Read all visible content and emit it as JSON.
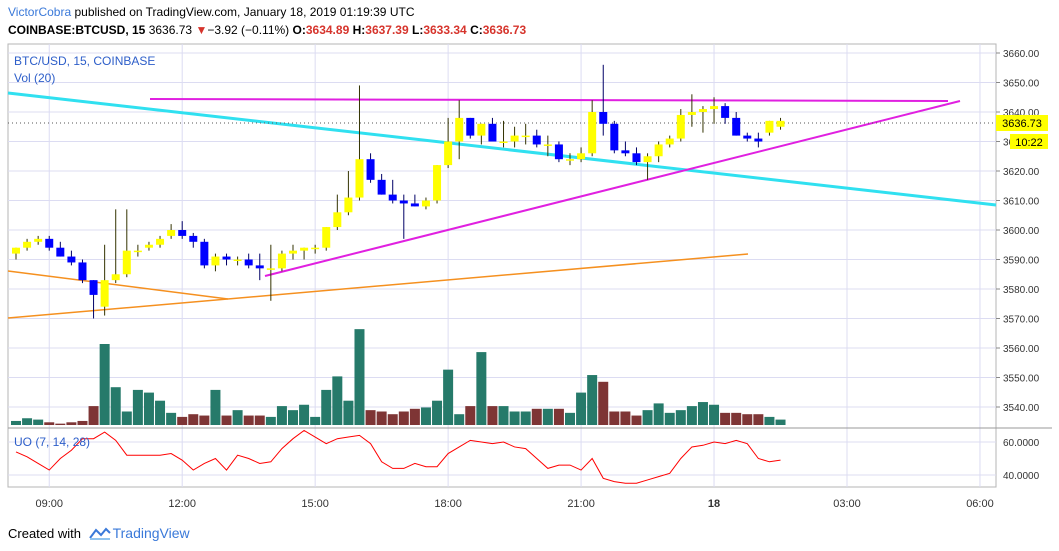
{
  "header": {
    "author": "VictorCobra",
    "published": "published on TradingView.com, January 18, 2019 01:19:39 UTC",
    "symbol": "COINBASE:BTCUSD, 15",
    "last": "3636.73",
    "change_arrow": "▼",
    "change": "−3.92 (−0.11%)",
    "open_label": "O:",
    "open": "3634.89",
    "high_label": "H:",
    "high": "3637.39",
    "low_label": "L:",
    "low": "3633.34",
    "close_label": "C:",
    "close": "3636.73"
  },
  "pane_labels": {
    "main": "BTC/USD, 15, COINBASE",
    "volume": "Vol (20)",
    "oscillator": "UO (7, 14, 28)"
  },
  "price_badge": {
    "value": "3636.73",
    "countdown": "10:22"
  },
  "footer": {
    "created_with": "Created with",
    "brand": "TradingView"
  },
  "colors": {
    "up_candle": "#ffff00",
    "down_candle": "#0000ff",
    "vol_up": "#267a6a",
    "vol_down": "#7e3535",
    "resistance": "#e020e0",
    "support": "#e020e0",
    "long_trend": "#30e0f0",
    "orange_lines": "#f5901f",
    "uo_line": "#ff0000",
    "grid": "#dcdcf2",
    "author": "#3a79d9"
  },
  "chart_data": {
    "type": "candlestick",
    "title": "BTC/USD, 15, COINBASE",
    "price_axis": {
      "ticks": [
        3540,
        3550,
        3560,
        3570,
        3580,
        3590,
        3600,
        3610,
        3620,
        3630,
        3640,
        3650,
        3660
      ],
      "labels": [
        "3540.00",
        "3550.00",
        "3560.00",
        "3570.00",
        "3580.00",
        "3590.00",
        "3600.00",
        "3610.00",
        "3620.00",
        "3630.00",
        "3640.00",
        "3650.00",
        "3660.00"
      ]
    },
    "time_axis": {
      "labels": [
        "09:00",
        "12:00",
        "15:00",
        "18:00",
        "21:00",
        "18",
        "03:00",
        "06:00"
      ],
      "label_index": [
        3,
        15,
        27,
        39,
        51,
        63,
        75,
        87
      ]
    },
    "uo_axis": {
      "ticks": [
        40,
        60
      ],
      "labels": [
        "40.0000",
        "60.0000"
      ]
    },
    "candles": [
      [
        3592,
        3594,
        3590,
        3594
      ],
      [
        3594,
        3597,
        3593,
        3596
      ],
      [
        3596,
        3598,
        3595,
        3597
      ],
      [
        3597,
        3598,
        3593,
        3594
      ],
      [
        3594,
        3596,
        3591,
        3591
      ],
      [
        3591,
        3593,
        3588,
        3589
      ],
      [
        3589,
        3590,
        3582,
        3583
      ],
      [
        3583,
        3583,
        3570,
        3578
      ],
      [
        3574,
        3595,
        3571,
        3583
      ],
      [
        3583,
        3607,
        3582,
        3585
      ],
      [
        3585,
        3607,
        3584,
        3593
      ],
      [
        3593,
        3595,
        3591,
        3593
      ],
      [
        3594,
        3596,
        3593,
        3595
      ],
      [
        3595,
        3598,
        3594,
        3597
      ],
      [
        3598,
        3602,
        3597,
        3600
      ],
      [
        3600,
        3603,
        3597,
        3598
      ],
      [
        3598,
        3599,
        3594,
        3596
      ],
      [
        3596,
        3597,
        3587,
        3588
      ],
      [
        3588,
        3592,
        3586,
        3591
      ],
      [
        3591,
        3592,
        3588,
        3590
      ],
      [
        3590,
        3591,
        3588,
        3590
      ],
      [
        3590,
        3592,
        3587,
        3588
      ],
      [
        3588,
        3592,
        3583,
        3587
      ],
      [
        3587,
        3595,
        3576,
        3587
      ],
      [
        3587,
        3593,
        3586,
        3592
      ],
      [
        3592,
        3595,
        3590,
        3593
      ],
      [
        3593,
        3594,
        3590,
        3594
      ],
      [
        3594,
        3595,
        3592,
        3594
      ],
      [
        3594,
        3601,
        3593,
        3601
      ],
      [
        3601,
        3612,
        3600,
        3606
      ],
      [
        3606,
        3620,
        3605,
        3611
      ],
      [
        3611,
        3649,
        3610,
        3624
      ],
      [
        3624,
        3626,
        3616,
        3617
      ],
      [
        3617,
        3619,
        3612,
        3612
      ],
      [
        3612,
        3617,
        3609,
        3610
      ],
      [
        3610,
        3612,
        3597,
        3609
      ],
      [
        3609,
        3612,
        3608,
        3608
      ],
      [
        3608,
        3611,
        3607,
        3610
      ],
      [
        3610,
        3622,
        3609,
        3622
      ],
      [
        3622,
        3638,
        3621,
        3630
      ],
      [
        3630,
        3644,
        3624,
        3638
      ],
      [
        3638,
        3638,
        3631,
        3632
      ],
      [
        3632,
        3636,
        3629,
        3636
      ],
      [
        3636,
        3638,
        3630,
        3630
      ],
      [
        3630,
        3637,
        3628,
        3630
      ],
      [
        3630,
        3635,
        3628,
        3632
      ],
      [
        3632,
        3636,
        3629,
        3632
      ],
      [
        3632,
        3634,
        3628,
        3629
      ],
      [
        3629,
        3632,
        3625,
        3629
      ],
      [
        3629,
        3630,
        3623,
        3624
      ],
      [
        3624,
        3626,
        3622,
        3624
      ],
      [
        3624,
        3628,
        3623,
        3626
      ],
      [
        3626,
        3644,
        3625,
        3640
      ],
      [
        3640,
        3656,
        3632,
        3636
      ],
      [
        3636,
        3637,
        3626,
        3627
      ],
      [
        3627,
        3630,
        3625,
        3626
      ],
      [
        3626,
        3628,
        3622,
        3623
      ],
      [
        3623,
        3626,
        3617,
        3625
      ],
      [
        3625,
        3630,
        3623,
        3629
      ],
      [
        3629,
        3632,
        3628,
        3631
      ],
      [
        3631,
        3641,
        3630,
        3639
      ],
      [
        3639,
        3646,
        3635,
        3640
      ],
      [
        3640,
        3642,
        3633,
        3641
      ],
      [
        3641,
        3645,
        3636,
        3642
      ],
      [
        3642,
        3643,
        3636,
        3638
      ],
      [
        3638,
        3640,
        3632,
        3632
      ],
      [
        3632,
        3633,
        3630,
        3631
      ],
      [
        3631,
        3633,
        3628,
        3630
      ],
      [
        3633,
        3637,
        3632,
        3637
      ],
      [
        3635,
        3638,
        3634,
        3637
      ]
    ],
    "volume": [
      3,
      5,
      4,
      2,
      1,
      2,
      3,
      14,
      60,
      28,
      10,
      26,
      24,
      18,
      9,
      6,
      8,
      7,
      26,
      7,
      11,
      7,
      7,
      6,
      14,
      11,
      15,
      6,
      26,
      36,
      18,
      71,
      11,
      10,
      8,
      10,
      12,
      13,
      18,
      41,
      8,
      14,
      54,
      14,
      14,
      10,
      10,
      12,
      12,
      12,
      9,
      24,
      37,
      32,
      10,
      10,
      7,
      11,
      16,
      9,
      11,
      14,
      17,
      15,
      9,
      9,
      8,
      8,
      6,
      4
    ],
    "uo": [
      54,
      51,
      47,
      43,
      50,
      55,
      62,
      62,
      66,
      61,
      52,
      52,
      52,
      52,
      53,
      49,
      43,
      47,
      50,
      43,
      52,
      50,
      47,
      48,
      56,
      62,
      67,
      63,
      59,
      62,
      63,
      64,
      59,
      48,
      44,
      44,
      47,
      45,
      45,
      53,
      57,
      61,
      60,
      59,
      60,
      57,
      56,
      50,
      44,
      46,
      46,
      43,
      50,
      38,
      36,
      35,
      35,
      37,
      39,
      41,
      50,
      57,
      58,
      60,
      59,
      61,
      59,
      50,
      48,
      49
    ]
  }
}
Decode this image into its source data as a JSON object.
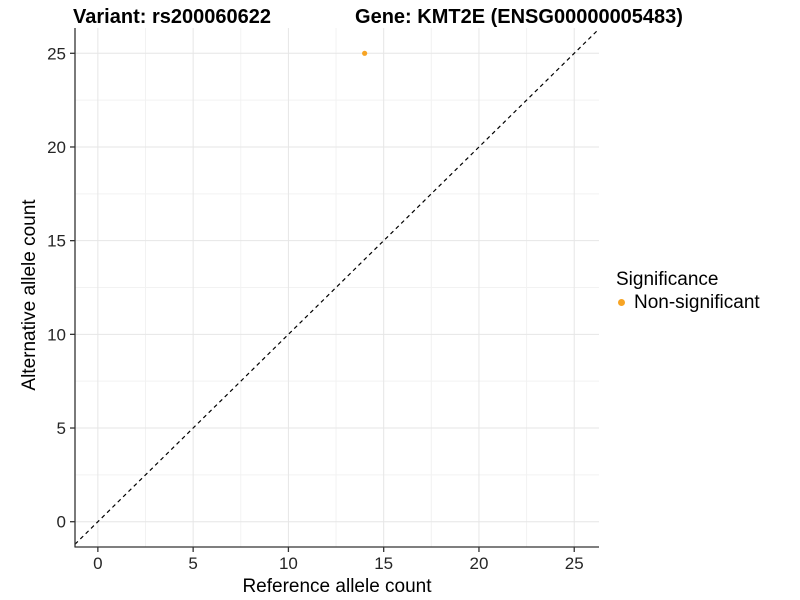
{
  "titles": {
    "variant": "Variant: rs200060622",
    "gene": "Gene: KMT2E (ENSG00000005483)"
  },
  "axes": {
    "x_label": "Reference allele count",
    "y_label": "Alternative allele count"
  },
  "legend": {
    "title": "Significance",
    "items": [
      {
        "label": "Non-significant",
        "color": "#F7A424"
      }
    ]
  },
  "colors": {
    "point": "#F7A424",
    "grid_major": "#E6E6E6",
    "grid_minor": "#F2F2F2",
    "axis_line": "#333333",
    "tick_label": "#262626",
    "identity_line": "#000000",
    "background": "#FFFFFF"
  },
  "chart_data": {
    "type": "scatter",
    "title": "Variant: rs200060622   Gene: KMT2E (ENSG00000005483)",
    "xlabel": "Reference allele count",
    "ylabel": "Alternative allele count",
    "xlim": [
      -1.2,
      26.3
    ],
    "ylim": [
      -1.35,
      26.35
    ],
    "x_ticks": [
      0,
      5,
      10,
      15,
      20,
      25
    ],
    "y_ticks": [
      0,
      5,
      10,
      15,
      20,
      25
    ],
    "x_minor_ticks": [
      2.5,
      7.5,
      12.5,
      17.5,
      22.5
    ],
    "y_minor_ticks": [
      2.5,
      7.5,
      12.5,
      17.5,
      22.5
    ],
    "grid": "major+minor",
    "legend_position": "right",
    "series": [
      {
        "name": "Non-significant",
        "color": "#F7A424",
        "points": [
          {
            "x": 14,
            "y": 25
          }
        ]
      }
    ],
    "reference_line": {
      "type": "identity",
      "style": "dashed",
      "color": "#000000"
    }
  }
}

○ ○ ○

WHAT TO DO » Only a number is wanted: how many lines of the data above contain "TradingView"?

THE COMPLETED TASK » 2